>>>

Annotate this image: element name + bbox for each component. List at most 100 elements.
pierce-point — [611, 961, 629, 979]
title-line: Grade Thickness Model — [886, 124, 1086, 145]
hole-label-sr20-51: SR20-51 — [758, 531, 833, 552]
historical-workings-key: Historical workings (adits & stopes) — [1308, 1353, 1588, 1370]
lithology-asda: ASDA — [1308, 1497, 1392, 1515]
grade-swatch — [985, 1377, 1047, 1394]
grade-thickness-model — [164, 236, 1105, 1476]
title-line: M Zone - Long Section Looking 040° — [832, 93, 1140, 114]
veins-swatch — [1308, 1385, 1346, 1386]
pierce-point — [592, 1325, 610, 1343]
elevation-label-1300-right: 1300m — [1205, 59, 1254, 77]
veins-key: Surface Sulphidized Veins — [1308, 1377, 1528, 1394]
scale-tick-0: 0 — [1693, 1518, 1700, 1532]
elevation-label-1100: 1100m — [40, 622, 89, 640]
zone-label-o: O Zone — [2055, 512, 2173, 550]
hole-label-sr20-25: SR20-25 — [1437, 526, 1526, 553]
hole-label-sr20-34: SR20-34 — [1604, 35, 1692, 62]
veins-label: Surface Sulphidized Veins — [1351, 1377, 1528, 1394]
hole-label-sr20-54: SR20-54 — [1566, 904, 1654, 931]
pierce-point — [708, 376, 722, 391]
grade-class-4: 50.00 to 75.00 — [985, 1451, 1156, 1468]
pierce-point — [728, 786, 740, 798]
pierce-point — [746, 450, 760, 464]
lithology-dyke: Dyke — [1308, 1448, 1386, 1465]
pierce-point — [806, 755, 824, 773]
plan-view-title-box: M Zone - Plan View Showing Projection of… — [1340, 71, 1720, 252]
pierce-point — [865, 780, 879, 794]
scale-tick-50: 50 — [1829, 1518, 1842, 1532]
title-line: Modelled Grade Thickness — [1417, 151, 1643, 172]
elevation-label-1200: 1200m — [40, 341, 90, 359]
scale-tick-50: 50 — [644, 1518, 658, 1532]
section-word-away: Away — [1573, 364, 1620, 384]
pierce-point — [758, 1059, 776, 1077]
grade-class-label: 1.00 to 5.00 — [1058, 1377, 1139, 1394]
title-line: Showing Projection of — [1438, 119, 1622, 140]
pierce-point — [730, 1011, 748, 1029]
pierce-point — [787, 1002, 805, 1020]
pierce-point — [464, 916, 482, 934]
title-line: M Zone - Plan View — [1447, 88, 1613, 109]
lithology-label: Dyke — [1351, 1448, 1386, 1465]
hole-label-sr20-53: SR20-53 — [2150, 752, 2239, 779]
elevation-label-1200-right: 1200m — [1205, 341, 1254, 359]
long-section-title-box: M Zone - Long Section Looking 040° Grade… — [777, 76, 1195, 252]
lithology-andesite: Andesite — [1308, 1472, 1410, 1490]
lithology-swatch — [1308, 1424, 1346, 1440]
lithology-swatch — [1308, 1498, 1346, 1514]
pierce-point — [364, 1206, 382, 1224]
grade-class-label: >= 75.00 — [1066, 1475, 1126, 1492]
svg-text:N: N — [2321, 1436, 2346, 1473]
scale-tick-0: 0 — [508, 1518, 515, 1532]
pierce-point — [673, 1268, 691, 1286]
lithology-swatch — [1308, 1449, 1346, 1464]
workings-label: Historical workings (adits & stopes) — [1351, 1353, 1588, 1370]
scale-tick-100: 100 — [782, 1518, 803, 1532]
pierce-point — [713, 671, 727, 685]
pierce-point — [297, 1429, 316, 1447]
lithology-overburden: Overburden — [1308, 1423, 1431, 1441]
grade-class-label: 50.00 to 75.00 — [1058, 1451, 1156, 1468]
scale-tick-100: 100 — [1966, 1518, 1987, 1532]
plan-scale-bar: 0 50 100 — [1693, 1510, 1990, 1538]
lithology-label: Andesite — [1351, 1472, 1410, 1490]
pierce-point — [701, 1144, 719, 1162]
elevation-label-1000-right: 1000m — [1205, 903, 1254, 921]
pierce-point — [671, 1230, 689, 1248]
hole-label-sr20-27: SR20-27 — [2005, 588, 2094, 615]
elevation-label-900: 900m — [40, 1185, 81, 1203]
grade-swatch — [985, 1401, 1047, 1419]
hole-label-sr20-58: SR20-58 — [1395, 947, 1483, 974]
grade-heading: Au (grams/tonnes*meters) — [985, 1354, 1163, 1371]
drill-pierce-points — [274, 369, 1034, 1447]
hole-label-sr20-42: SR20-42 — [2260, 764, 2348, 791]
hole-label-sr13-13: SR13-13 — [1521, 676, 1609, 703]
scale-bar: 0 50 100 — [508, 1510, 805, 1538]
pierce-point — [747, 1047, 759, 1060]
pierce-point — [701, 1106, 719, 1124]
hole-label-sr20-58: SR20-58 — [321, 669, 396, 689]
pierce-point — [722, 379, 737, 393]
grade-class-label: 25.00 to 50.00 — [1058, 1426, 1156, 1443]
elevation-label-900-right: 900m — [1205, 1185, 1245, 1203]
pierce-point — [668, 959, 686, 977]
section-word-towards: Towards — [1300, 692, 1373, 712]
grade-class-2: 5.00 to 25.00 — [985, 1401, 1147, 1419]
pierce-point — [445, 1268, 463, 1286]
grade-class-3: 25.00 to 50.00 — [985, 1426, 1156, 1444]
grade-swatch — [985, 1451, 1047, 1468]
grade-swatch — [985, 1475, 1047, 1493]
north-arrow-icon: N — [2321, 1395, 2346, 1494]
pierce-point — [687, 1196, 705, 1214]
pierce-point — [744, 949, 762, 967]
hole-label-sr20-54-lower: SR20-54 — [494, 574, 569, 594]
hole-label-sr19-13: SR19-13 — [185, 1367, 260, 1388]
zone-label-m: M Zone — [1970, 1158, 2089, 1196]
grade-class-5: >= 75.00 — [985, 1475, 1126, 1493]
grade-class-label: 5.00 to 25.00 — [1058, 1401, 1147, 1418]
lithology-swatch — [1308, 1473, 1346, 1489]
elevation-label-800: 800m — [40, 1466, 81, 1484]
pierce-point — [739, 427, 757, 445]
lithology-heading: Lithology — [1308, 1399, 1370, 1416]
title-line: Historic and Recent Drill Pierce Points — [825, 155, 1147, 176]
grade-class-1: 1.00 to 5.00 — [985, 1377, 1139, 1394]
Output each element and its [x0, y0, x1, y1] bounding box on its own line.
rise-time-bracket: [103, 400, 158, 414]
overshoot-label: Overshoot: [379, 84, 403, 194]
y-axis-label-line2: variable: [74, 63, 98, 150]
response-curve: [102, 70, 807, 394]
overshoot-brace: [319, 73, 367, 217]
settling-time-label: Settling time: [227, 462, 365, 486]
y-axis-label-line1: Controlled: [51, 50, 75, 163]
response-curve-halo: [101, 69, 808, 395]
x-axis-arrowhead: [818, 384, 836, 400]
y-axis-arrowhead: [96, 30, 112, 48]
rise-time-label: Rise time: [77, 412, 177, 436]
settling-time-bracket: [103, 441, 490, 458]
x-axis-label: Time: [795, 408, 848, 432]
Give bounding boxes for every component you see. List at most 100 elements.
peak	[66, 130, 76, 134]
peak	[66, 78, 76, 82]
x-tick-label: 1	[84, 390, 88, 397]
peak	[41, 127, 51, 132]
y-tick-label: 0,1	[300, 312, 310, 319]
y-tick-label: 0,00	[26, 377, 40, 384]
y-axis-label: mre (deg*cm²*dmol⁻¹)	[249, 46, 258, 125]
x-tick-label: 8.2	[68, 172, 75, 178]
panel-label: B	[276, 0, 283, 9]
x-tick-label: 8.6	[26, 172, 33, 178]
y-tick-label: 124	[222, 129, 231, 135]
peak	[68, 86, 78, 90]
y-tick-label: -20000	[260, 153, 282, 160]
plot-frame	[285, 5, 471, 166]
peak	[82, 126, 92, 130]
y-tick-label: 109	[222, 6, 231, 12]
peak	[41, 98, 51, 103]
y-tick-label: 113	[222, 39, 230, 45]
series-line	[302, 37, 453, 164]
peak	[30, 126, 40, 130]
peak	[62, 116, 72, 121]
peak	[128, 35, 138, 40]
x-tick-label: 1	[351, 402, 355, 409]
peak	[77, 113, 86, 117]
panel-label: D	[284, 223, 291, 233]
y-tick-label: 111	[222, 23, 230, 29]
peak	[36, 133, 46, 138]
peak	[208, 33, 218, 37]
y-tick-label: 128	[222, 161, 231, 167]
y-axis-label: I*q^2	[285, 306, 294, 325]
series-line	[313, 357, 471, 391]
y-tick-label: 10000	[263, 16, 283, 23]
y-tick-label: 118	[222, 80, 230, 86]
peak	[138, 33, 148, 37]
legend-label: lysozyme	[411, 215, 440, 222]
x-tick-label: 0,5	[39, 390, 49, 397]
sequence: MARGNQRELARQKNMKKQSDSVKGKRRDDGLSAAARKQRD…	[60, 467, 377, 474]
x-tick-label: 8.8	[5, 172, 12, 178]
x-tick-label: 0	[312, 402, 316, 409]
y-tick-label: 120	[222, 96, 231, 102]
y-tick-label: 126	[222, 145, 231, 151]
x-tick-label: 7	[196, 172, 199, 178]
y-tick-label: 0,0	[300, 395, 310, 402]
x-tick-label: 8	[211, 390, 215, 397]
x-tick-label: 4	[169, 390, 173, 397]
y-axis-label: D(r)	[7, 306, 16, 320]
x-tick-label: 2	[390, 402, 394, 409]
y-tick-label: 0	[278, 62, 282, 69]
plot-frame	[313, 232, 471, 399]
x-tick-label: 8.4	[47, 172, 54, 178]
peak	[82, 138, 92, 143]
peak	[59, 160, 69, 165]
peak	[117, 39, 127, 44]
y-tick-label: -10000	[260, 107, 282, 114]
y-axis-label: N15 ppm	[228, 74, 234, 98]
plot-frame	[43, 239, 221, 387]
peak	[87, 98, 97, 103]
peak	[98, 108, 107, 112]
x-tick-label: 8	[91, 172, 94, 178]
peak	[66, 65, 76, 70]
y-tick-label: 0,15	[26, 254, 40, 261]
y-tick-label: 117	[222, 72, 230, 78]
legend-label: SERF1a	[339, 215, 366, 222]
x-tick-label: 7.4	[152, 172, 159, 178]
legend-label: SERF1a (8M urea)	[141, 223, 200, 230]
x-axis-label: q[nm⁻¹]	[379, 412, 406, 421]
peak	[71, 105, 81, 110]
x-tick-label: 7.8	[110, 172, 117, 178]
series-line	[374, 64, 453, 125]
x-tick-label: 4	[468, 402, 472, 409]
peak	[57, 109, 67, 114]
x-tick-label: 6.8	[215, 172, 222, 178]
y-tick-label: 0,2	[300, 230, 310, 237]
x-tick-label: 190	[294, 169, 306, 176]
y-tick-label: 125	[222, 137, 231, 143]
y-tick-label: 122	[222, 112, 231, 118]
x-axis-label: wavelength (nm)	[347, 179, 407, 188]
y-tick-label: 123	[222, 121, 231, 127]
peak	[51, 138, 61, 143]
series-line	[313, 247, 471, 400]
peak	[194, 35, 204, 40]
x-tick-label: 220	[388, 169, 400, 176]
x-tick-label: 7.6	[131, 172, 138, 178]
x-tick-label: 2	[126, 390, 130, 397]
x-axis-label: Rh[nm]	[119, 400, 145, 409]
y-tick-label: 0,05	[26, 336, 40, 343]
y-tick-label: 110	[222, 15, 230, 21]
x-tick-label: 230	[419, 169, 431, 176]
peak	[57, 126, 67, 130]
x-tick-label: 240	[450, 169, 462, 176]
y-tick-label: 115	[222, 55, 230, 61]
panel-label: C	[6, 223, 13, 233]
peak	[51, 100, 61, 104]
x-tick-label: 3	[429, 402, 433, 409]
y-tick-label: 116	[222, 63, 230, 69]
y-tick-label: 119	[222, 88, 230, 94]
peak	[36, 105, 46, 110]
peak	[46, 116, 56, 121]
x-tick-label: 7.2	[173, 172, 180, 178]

<<<

■ Stated exercise
Starting at the first line of the records and ending after the line that contains "hole-label-sr20-34: SR20-34 —", present those lines as a Markdown table with the columns Row and Entry, skipping any blank lines.

■ Written reply
| Row | Entry |
|---|---|
| 1 | Annotate this image: element name + bbox for each component. List at most 100 elements. |
| 2 | pierce-point — [611, 961, 629, 979] |
| 3 | title-line: Grade Thickness Model — [886, 124, 1086, 145] |
| 4 | hole-label-sr20-51: SR20-51 — [758, 531, 833, 552] |
| 5 | historical-workings-key: Historical workings (adits & stopes) — [1308, 1353, 1588, 1370] |
| 6 | lithology-asda: ASDA — [1308, 1497, 1392, 1515] |
| 7 | grade-swatch — [985, 1377, 1047, 1394] |
| 8 | grade-thickness-model — [164, 236, 1105, 1476] |
| 9 | title-line: M Zone - Long Section Looking 040° — [832, 93, 1140, 114] |
| 10 | veins-swatch — [1308, 1385, 1346, 1386] |
| 11 | pierce-point — [592, 1325, 610, 1343] |
| 12 | elevation-label-1300-right: 1300m — [1205, 59, 1254, 77] |
| 13 | veins-key: Surface Sulphidized Veins — [1308, 1377, 1528, 1394] |
| 14 | scale-tick-0: 0 — [1693, 1518, 1700, 1532] |
| 15 | elevation-label-1100: 1100m — [40, 622, 89, 640] |
| 16 | zone-label-o: O Zone — [2055, 512, 2173, 550] |
| 17 | hole-label-sr20-25: SR20-25 — [1437, 526, 1526, 553] |
| 18 | hole-label-sr20-34: SR20-34 — [1604, 35, 1692, 62] |